WRITTEN REQUEST → Give back all the data exactly, line by line.
===============
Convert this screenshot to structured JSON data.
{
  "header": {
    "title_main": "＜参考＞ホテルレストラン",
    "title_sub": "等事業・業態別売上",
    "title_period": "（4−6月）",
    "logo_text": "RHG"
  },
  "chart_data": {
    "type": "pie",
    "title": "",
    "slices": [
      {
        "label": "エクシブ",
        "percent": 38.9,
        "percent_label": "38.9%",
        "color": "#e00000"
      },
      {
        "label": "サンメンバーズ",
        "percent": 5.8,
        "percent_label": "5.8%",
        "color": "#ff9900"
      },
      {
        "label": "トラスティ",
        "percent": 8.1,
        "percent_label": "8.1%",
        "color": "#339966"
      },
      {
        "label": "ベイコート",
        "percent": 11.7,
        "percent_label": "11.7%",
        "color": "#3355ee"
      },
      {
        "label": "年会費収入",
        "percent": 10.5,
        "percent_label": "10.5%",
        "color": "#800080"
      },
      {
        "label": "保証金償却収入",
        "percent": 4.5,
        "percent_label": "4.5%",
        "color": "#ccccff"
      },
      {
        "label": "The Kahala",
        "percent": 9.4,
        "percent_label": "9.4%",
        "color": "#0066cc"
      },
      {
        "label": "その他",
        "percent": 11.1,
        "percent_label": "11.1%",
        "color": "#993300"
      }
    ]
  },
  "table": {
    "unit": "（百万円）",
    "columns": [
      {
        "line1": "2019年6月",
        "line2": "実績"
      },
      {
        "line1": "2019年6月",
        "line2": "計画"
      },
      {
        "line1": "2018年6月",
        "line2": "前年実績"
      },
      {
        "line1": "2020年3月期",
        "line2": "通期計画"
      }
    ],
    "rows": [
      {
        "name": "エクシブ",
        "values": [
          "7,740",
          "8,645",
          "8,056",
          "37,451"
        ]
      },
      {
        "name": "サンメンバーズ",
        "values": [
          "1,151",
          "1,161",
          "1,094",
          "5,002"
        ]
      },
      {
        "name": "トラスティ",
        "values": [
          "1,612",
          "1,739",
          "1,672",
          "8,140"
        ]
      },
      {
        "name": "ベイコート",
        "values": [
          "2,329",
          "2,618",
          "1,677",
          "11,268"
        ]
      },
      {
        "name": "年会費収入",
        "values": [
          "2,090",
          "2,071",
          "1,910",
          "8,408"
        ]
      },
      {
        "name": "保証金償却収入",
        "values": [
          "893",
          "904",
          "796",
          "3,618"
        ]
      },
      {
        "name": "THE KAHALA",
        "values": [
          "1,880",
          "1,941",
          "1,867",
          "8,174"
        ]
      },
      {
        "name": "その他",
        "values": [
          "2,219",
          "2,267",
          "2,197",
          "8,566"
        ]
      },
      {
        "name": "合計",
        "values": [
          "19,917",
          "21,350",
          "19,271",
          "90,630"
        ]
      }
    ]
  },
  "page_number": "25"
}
===============
EXERCISE ANSWER →
Convert this screenshot to structured JSON data.
{
  "header": {
    "title_main": "＜参考＞ホテルレストラン",
    "title_sub": "等事業・業態別売上",
    "title_period": "（4−6月）",
    "logo_text": "RHG"
  },
  "chart_data": {
    "type": "pie",
    "title": "",
    "slices": [
      {
        "label": "エクシブ",
        "percent": 38.9,
        "percent_label": "38.9%",
        "color": "#e00000"
      },
      {
        "label": "サンメンバーズ",
        "percent": 5.8,
        "percent_label": "5.8%",
        "color": "#ff9900"
      },
      {
        "label": "トラスティ",
        "percent": 8.1,
        "percent_label": "8.1%",
        "color": "#339966"
      },
      {
        "label": "ベイコート",
        "percent": 11.7,
        "percent_label": "11.7%",
        "color": "#3355ee"
      },
      {
        "label": "年会費収入",
        "percent": 10.5,
        "percent_label": "10.5%",
        "color": "#800080"
      },
      {
        "label": "保証金償却収入",
        "percent": 4.5,
        "percent_label": "4.5%",
        "color": "#ccccff"
      },
      {
        "label": "The Kahala",
        "percent": 9.4,
        "percent_label": "9.4%",
        "color": "#0066cc"
      },
      {
        "label": "その他",
        "percent": 11.1,
        "percent_label": "11.1%",
        "color": "#993300"
      }
    ]
  },
  "table": {
    "unit": "（百万円）",
    "columns": [
      {
        "line1": "2019年6月",
        "line2": "実績"
      },
      {
        "line1": "2019年6月",
        "line2": "計画"
      },
      {
        "line1": "2018年6月",
        "line2": "前年実績"
      },
      {
        "line1": "2020年3月期",
        "line2": "通期計画"
      }
    ],
    "rows": [
      {
        "name": "エクシブ",
        "values": [
          "7,740",
          "8,645",
          "8,056",
          "37,451"
        ]
      },
      {
        "name": "サンメンバーズ",
        "values": [
          "1,151",
          "1,161",
          "1,094",
          "5,002"
        ]
      },
      {
        "name": "トラスティ",
        "values": [
          "1,612",
          "1,739",
          "1,672",
          "8,140"
        ]
      },
      {
        "name": "ベイコート",
        "values": [
          "2,329",
          "2,618",
          "1,677",
          "11,268"
        ]
      },
      {
        "name": "年会費収入",
        "values": [
          "2,090",
          "2,071",
          "1,910",
          "8,408"
        ]
      },
      {
        "name": "保証金償却収入",
        "values": [
          "893",
          "904",
          "796",
          "3,618"
        ]
      },
      {
        "name": "THE KAHALA",
        "values": [
          "1,880",
          "1,941",
          "1,867",
          "8,174"
        ]
      },
      {
        "name": "その他",
        "values": [
          "2,219",
          "2,267",
          "2,197",
          "8,566"
        ]
      },
      {
        "name": "合計",
        "values": [
          "19,917",
          "21,350",
          "19,271",
          "90,630"
        ]
      }
    ]
  },
  "page_number": "25"
}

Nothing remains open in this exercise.